What is expected ::
Below are some records. Pull every line that contains the word "favors".

Stored records
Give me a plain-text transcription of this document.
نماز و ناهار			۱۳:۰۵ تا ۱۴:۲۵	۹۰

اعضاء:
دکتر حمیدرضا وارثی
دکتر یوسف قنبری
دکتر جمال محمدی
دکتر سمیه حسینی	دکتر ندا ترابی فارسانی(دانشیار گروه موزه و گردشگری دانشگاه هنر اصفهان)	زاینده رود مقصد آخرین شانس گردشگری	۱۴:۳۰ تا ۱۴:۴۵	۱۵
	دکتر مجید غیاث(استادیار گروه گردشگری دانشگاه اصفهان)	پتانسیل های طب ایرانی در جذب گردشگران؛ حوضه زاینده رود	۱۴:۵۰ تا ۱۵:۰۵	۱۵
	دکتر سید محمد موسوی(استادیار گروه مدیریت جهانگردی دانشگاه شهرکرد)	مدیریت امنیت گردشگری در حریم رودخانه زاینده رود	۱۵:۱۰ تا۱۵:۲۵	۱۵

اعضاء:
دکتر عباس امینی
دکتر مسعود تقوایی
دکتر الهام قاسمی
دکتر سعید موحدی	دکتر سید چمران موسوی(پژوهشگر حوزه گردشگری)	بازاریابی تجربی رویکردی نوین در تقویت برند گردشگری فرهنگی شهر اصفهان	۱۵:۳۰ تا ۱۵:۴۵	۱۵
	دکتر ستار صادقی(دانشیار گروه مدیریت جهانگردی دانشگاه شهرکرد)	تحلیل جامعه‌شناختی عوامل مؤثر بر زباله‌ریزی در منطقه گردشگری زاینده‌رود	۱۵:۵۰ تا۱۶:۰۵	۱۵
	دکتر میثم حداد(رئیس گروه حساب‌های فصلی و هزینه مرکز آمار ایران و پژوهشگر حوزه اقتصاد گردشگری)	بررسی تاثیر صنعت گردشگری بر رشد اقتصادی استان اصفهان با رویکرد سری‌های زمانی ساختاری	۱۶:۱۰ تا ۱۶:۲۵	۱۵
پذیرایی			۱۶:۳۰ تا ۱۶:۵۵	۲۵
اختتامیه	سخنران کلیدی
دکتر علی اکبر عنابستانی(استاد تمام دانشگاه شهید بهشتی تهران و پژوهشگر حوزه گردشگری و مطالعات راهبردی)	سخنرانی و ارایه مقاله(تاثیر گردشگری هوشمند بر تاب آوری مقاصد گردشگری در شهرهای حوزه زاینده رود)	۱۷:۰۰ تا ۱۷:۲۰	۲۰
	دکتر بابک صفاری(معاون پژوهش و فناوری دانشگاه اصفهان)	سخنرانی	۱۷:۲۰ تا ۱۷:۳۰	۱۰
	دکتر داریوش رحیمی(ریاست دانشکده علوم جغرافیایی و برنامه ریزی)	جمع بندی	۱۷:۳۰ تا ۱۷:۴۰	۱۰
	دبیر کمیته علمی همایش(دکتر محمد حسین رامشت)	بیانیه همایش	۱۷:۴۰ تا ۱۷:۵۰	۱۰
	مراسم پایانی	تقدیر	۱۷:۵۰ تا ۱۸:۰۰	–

...

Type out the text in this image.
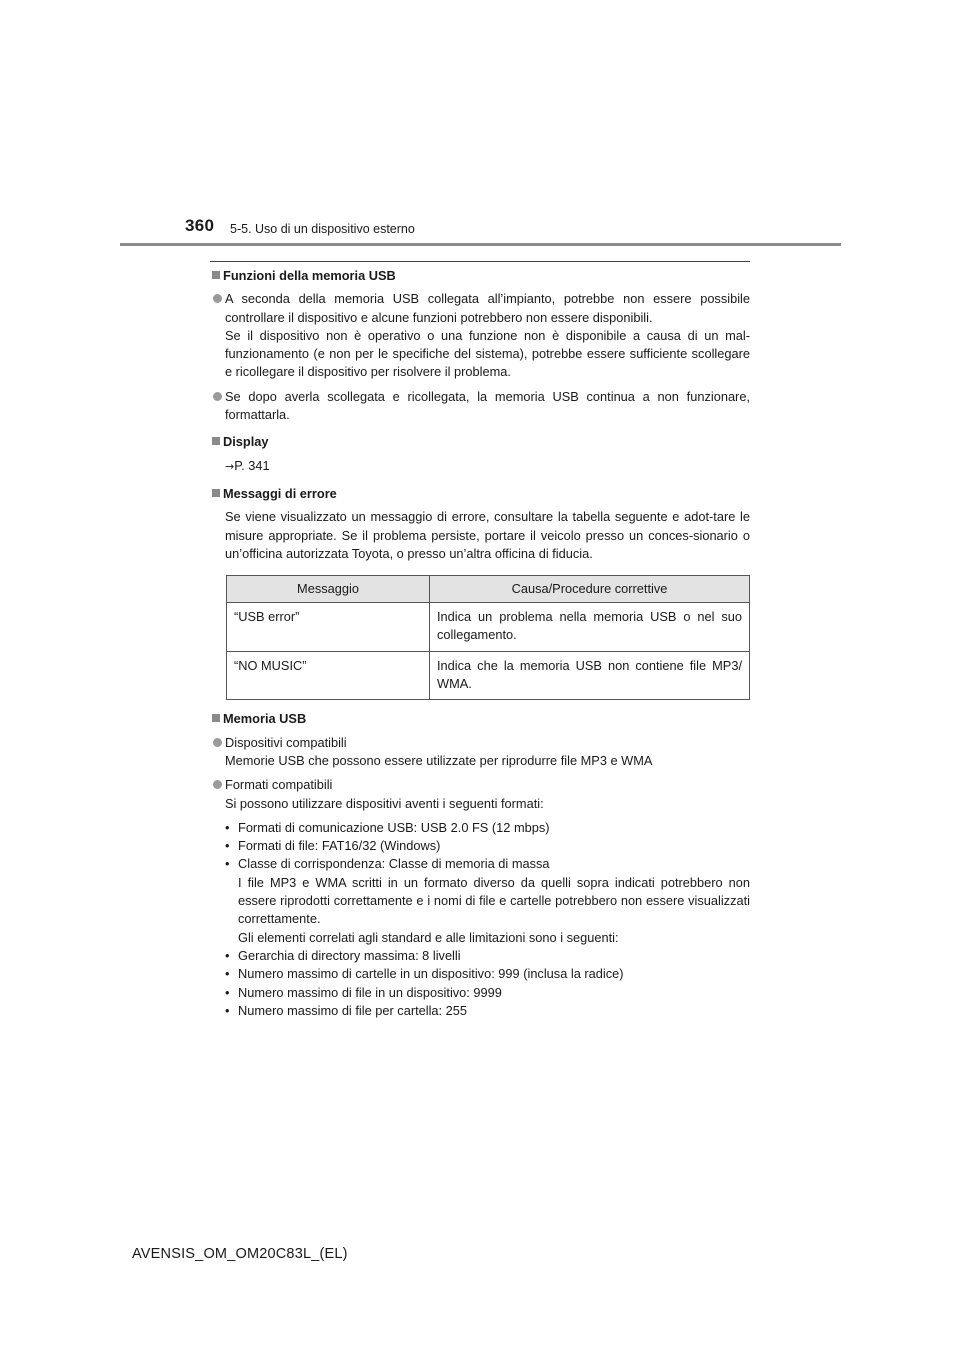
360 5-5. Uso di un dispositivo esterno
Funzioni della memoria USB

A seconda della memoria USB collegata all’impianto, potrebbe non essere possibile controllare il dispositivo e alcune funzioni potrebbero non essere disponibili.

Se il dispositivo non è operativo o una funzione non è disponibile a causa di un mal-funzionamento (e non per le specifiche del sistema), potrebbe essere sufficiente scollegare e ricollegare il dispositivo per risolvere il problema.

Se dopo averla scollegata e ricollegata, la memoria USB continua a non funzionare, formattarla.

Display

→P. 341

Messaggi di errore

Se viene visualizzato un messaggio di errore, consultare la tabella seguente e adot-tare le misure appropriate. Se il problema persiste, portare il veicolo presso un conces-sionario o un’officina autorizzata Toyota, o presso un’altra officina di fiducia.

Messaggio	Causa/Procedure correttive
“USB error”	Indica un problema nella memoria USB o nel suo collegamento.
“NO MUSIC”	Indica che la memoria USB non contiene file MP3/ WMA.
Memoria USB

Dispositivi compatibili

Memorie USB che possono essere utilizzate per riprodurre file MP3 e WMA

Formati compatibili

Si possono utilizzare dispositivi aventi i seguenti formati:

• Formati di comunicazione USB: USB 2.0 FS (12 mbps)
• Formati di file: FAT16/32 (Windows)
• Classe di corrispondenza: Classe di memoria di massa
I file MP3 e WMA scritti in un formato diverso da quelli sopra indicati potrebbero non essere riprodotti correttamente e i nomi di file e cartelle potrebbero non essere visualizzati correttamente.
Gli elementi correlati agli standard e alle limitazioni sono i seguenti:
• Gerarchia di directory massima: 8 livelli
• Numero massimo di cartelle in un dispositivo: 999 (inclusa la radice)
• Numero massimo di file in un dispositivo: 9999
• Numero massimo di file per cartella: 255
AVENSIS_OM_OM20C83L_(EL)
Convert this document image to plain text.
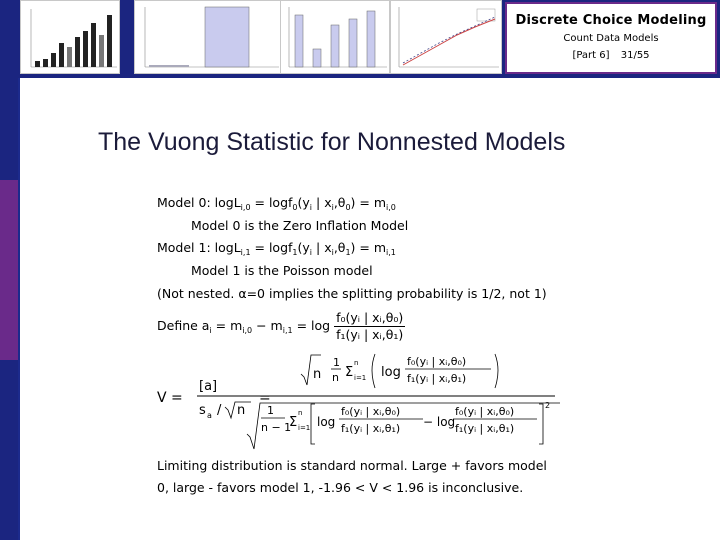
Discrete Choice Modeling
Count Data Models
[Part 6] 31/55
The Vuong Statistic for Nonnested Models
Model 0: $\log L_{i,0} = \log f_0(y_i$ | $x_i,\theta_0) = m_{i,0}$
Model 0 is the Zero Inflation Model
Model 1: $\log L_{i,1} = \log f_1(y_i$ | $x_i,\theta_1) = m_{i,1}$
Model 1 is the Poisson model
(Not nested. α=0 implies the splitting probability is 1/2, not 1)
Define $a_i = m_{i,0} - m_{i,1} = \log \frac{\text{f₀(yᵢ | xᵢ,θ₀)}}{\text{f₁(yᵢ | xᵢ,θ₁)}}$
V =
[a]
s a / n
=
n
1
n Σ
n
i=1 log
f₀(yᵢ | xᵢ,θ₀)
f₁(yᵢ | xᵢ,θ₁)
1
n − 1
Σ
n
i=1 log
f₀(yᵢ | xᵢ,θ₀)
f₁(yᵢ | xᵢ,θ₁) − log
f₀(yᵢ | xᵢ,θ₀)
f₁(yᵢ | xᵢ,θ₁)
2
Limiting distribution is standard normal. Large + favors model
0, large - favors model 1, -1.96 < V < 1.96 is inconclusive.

Final answer ::
Limiting distribution is standard normal. Large + favors model
0, large - favors model 1, -1.96 < V < 1.96 is inconclusive.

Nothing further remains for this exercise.